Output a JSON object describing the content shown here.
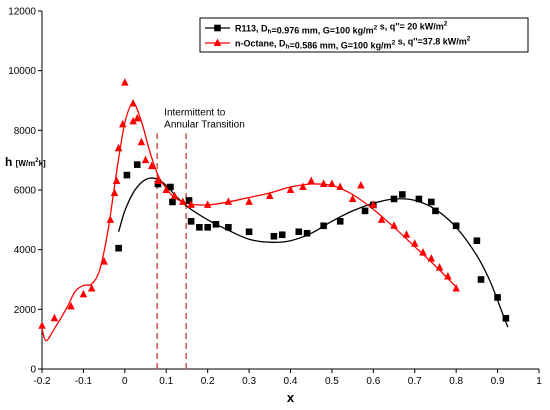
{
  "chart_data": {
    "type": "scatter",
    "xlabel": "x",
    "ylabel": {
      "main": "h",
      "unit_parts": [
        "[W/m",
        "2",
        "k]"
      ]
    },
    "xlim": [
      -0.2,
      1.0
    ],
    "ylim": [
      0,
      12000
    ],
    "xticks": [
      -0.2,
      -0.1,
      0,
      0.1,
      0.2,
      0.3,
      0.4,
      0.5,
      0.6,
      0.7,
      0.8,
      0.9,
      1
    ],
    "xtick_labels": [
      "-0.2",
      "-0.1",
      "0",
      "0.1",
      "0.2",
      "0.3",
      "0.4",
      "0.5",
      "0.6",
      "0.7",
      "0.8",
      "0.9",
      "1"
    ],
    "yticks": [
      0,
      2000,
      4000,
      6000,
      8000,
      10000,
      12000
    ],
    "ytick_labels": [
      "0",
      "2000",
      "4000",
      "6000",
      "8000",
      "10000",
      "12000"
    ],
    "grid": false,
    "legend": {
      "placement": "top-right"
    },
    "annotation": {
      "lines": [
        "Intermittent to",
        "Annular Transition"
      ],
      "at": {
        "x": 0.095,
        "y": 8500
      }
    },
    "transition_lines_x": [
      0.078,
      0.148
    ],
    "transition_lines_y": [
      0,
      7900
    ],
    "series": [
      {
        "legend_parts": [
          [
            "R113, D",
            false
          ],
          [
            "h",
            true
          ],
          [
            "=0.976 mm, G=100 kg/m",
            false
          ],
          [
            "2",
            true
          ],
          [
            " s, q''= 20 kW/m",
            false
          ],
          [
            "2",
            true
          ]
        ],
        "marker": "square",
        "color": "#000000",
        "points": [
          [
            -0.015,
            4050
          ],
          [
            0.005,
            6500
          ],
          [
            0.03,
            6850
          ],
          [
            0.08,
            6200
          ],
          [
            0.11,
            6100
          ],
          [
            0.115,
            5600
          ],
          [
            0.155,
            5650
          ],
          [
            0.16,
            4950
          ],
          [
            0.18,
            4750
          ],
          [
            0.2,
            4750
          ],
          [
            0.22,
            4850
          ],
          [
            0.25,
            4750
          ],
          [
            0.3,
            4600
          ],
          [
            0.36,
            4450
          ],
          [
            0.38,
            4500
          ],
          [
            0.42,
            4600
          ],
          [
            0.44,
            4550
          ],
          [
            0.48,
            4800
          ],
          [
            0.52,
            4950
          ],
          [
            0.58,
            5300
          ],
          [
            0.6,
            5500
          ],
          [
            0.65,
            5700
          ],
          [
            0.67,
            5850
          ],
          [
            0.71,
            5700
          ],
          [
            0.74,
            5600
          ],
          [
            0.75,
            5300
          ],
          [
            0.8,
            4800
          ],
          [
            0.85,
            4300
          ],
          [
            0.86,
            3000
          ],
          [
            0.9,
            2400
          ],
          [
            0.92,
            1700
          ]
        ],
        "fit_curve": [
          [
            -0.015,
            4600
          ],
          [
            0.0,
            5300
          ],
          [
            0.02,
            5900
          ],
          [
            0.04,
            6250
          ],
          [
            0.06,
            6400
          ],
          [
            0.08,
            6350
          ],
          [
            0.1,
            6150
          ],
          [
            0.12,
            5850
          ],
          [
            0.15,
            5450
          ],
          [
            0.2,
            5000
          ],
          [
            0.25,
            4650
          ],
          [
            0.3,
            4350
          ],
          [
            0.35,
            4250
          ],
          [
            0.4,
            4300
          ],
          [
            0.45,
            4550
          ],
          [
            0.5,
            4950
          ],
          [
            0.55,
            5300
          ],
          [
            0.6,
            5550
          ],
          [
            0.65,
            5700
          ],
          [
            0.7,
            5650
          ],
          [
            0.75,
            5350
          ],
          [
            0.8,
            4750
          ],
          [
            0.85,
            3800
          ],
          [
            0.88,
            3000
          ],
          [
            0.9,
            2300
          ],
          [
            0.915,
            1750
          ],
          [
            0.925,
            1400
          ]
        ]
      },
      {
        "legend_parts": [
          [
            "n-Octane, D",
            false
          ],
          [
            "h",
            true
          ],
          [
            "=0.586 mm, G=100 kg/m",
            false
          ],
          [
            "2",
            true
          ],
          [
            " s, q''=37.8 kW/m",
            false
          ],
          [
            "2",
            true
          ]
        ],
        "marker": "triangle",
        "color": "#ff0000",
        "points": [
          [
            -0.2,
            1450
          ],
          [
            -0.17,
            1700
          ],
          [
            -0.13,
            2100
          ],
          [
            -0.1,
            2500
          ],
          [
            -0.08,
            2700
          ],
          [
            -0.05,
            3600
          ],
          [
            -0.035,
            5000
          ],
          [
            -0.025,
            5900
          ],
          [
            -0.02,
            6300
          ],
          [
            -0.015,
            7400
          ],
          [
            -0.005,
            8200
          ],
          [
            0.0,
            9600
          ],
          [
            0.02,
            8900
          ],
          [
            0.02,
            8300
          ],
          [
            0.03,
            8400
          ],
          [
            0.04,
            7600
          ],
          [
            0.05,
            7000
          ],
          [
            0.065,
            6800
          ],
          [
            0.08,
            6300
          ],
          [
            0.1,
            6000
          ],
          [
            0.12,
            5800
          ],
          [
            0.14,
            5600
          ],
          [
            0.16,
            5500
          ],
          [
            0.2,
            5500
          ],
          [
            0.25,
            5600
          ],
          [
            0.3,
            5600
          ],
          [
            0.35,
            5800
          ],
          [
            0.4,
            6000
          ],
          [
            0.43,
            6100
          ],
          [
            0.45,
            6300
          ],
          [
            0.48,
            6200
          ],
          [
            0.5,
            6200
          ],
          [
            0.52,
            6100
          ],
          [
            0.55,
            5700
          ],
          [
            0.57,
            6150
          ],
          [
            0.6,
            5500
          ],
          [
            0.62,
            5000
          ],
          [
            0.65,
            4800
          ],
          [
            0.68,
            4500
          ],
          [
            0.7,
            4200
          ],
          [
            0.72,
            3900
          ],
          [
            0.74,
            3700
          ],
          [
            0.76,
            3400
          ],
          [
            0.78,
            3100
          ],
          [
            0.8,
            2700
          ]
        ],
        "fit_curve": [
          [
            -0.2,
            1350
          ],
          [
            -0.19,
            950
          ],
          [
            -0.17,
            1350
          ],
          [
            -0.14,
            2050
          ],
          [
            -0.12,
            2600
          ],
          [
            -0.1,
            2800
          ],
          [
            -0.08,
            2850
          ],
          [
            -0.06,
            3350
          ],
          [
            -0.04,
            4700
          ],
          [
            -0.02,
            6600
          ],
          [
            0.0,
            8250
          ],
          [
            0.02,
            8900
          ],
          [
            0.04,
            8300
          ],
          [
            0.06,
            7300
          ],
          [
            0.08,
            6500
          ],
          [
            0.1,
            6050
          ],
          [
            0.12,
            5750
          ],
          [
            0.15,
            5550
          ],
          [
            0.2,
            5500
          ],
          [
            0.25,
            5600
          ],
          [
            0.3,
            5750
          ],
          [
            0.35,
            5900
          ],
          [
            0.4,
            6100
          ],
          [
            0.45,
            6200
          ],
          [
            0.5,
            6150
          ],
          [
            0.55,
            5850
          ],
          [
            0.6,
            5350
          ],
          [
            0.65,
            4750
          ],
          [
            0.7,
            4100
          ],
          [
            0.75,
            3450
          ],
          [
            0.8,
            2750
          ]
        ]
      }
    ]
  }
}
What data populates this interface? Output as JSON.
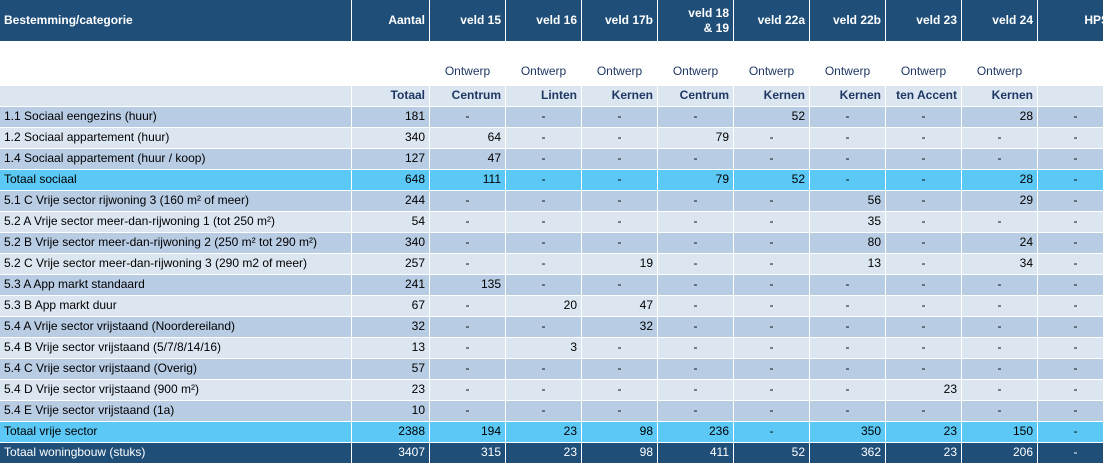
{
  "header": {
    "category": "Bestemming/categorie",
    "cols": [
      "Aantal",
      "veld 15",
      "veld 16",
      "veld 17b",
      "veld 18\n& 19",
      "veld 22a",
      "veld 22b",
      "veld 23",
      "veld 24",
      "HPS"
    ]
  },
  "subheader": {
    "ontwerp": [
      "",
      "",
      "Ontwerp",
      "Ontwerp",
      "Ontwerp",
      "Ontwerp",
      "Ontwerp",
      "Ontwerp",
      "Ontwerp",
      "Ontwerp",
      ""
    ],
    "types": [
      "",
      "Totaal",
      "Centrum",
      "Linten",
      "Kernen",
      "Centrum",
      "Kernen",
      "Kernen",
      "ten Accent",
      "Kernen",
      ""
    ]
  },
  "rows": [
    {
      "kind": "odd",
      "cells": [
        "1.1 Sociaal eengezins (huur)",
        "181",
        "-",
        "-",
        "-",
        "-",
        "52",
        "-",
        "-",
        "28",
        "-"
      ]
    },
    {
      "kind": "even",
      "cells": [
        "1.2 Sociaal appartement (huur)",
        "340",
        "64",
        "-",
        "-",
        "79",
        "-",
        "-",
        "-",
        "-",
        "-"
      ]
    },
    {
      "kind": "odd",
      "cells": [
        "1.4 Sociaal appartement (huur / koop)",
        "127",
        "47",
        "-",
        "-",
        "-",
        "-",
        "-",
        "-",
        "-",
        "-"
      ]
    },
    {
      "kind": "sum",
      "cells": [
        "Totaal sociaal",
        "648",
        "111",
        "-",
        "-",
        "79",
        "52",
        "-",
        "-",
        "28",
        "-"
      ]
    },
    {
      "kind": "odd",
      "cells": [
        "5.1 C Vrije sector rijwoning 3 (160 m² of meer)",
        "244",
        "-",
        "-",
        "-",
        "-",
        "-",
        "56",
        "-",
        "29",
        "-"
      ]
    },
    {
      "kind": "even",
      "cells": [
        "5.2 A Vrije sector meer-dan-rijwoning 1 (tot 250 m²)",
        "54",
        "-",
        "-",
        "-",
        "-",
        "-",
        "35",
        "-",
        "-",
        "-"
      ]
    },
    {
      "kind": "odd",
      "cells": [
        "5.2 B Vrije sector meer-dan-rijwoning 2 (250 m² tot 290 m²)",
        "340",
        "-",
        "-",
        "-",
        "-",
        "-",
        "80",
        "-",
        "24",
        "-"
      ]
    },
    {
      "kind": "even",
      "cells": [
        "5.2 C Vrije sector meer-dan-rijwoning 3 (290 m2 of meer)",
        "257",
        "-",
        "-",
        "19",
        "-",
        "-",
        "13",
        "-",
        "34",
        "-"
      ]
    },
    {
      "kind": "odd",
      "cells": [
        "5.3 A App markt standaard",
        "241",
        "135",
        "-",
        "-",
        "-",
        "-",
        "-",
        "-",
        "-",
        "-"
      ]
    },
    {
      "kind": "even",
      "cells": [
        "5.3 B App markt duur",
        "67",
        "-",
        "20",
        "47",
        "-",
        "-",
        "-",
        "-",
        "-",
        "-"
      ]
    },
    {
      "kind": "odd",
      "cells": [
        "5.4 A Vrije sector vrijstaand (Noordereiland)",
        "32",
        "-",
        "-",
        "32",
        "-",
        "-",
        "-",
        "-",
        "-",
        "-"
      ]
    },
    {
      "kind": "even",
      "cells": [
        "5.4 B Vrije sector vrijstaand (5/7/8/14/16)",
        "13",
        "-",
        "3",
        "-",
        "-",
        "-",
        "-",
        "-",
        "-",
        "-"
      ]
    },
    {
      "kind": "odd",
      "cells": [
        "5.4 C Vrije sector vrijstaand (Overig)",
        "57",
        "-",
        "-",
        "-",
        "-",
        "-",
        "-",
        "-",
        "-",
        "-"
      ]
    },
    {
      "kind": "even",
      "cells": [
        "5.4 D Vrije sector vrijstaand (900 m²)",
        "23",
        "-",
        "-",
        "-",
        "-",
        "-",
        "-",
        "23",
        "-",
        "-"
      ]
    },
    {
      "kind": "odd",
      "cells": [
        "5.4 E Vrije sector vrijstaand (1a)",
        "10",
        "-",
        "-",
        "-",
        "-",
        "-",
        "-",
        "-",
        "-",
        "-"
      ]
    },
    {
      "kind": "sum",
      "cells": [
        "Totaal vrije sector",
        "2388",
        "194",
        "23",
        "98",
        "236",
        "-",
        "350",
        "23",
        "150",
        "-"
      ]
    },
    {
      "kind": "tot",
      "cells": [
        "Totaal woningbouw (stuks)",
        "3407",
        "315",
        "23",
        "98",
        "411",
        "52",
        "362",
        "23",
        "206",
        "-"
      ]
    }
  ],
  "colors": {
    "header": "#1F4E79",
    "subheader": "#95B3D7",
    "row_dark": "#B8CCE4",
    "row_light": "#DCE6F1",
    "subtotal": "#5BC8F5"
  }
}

* * *

- Description of the task -
Find every line that holds "huur" and copy it.

- The response -
        "1.1 Sociaal eengezins (huur)",
        "1.2 Sociaal appartement (huur)",
        "1.4 Sociaal appartement (huur / koop)",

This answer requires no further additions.